[The exercise]
Find every line with the word "Ventilateur". Copy those lines.
* * * * *
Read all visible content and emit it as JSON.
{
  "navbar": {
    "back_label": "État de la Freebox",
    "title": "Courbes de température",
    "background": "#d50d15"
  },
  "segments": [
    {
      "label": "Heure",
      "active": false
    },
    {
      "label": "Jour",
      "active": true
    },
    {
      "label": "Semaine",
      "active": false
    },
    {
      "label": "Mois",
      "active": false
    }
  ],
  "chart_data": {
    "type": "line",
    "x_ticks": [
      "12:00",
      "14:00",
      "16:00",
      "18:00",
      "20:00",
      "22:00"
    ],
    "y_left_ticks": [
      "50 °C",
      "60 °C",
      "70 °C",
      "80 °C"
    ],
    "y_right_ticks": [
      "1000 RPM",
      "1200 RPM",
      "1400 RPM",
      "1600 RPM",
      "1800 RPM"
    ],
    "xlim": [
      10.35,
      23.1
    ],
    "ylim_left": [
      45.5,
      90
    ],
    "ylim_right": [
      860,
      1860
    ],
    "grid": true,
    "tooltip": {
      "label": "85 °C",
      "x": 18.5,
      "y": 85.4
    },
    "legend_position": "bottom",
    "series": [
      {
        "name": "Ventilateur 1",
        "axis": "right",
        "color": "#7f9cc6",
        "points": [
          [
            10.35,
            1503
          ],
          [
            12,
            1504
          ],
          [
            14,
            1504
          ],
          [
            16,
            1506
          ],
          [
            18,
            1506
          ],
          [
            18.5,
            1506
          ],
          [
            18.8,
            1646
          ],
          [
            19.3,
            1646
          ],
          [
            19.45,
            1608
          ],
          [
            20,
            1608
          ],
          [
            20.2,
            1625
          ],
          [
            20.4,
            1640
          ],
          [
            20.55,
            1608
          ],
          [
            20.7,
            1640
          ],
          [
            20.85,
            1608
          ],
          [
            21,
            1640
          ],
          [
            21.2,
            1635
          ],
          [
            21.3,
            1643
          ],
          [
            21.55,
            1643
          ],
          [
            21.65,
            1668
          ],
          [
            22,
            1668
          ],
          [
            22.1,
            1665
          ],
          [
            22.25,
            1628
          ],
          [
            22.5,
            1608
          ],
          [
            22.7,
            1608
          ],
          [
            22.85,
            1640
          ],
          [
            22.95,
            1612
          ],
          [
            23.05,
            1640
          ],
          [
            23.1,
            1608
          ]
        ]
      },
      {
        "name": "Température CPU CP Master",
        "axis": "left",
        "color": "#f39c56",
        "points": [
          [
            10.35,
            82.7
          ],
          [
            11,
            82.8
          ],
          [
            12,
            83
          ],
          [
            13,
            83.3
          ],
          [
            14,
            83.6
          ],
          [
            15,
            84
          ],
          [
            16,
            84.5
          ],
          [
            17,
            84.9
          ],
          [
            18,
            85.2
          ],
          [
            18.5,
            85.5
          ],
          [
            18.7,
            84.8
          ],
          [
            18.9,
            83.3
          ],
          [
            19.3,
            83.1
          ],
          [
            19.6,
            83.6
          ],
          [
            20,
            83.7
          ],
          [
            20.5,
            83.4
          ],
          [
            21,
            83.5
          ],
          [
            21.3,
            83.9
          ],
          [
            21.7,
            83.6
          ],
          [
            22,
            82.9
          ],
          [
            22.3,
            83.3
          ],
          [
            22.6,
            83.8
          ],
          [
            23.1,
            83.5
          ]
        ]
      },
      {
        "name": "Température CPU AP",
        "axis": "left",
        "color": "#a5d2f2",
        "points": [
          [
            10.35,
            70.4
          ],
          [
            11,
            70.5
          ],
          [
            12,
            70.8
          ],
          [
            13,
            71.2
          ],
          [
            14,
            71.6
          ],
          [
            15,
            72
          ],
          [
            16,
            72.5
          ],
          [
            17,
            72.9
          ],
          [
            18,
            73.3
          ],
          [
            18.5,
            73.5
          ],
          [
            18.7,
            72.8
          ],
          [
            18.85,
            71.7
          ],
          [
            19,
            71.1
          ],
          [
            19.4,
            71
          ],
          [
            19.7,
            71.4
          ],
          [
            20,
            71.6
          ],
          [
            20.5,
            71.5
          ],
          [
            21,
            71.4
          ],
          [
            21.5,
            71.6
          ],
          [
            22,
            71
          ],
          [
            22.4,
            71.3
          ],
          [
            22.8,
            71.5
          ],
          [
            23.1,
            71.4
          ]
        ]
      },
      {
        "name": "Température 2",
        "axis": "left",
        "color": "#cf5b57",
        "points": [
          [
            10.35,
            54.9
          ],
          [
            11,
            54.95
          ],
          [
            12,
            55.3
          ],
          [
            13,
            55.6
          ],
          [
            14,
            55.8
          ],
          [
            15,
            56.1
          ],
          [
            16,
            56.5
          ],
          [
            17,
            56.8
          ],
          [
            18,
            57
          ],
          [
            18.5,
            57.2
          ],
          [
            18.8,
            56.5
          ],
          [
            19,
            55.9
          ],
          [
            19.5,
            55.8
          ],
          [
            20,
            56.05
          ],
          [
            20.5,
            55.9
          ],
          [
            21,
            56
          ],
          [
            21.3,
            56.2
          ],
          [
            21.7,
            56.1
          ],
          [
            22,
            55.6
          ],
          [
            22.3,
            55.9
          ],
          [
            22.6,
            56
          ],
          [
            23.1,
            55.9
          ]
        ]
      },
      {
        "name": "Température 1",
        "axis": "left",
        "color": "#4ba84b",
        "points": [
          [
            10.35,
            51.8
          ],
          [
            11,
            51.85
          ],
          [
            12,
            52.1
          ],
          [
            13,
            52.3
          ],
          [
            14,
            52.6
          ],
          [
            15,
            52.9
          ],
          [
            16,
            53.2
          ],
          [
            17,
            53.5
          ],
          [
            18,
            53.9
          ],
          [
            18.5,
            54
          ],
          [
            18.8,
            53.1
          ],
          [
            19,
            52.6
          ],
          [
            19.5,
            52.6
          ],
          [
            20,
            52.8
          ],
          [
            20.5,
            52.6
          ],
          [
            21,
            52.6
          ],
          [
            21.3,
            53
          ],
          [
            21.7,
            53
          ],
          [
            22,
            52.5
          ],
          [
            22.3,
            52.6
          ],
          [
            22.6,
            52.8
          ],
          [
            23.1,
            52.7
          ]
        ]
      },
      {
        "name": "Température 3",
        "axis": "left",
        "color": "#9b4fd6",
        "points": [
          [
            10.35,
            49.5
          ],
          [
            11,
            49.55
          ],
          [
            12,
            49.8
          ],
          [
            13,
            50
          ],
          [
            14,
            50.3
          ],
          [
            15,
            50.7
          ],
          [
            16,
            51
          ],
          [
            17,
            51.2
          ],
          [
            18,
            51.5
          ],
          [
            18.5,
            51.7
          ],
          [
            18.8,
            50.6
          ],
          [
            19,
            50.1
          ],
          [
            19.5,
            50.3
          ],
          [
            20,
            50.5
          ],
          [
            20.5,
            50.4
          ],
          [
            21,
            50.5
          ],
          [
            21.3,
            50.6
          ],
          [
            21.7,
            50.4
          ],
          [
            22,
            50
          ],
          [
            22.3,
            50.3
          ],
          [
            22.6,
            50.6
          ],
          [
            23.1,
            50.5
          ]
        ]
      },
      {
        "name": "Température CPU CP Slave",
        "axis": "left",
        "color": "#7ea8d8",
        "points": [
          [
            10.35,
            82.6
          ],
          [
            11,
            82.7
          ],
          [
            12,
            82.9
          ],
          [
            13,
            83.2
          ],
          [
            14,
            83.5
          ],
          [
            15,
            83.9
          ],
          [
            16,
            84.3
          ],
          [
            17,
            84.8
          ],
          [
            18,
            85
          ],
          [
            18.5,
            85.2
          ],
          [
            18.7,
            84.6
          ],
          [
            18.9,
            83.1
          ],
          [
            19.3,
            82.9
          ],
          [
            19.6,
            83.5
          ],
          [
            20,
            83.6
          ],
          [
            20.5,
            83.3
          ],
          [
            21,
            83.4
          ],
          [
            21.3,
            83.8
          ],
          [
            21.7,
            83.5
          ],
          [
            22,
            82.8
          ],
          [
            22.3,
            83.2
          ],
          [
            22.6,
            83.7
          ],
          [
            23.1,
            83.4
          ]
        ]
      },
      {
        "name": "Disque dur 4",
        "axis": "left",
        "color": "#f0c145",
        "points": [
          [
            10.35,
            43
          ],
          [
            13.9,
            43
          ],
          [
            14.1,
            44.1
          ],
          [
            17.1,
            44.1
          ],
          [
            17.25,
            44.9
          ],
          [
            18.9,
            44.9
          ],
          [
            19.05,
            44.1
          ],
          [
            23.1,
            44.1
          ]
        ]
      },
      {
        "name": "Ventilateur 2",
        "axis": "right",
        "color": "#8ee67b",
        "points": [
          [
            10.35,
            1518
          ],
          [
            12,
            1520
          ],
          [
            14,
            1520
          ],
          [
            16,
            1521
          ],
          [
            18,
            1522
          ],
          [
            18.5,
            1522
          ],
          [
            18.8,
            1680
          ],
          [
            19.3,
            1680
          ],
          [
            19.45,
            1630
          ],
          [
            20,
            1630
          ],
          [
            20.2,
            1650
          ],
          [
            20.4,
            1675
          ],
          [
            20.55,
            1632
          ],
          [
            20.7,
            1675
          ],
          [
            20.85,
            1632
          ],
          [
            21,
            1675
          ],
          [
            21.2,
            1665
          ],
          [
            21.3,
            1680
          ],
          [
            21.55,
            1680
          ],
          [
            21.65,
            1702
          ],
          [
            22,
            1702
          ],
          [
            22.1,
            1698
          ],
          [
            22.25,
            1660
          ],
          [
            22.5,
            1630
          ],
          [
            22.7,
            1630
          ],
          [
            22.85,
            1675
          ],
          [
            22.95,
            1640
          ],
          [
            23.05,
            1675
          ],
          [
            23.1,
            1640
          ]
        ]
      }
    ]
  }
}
* * * * *
[Result below]
        "name": "Ventilateur 1",
        "name": "Ventilateur 2",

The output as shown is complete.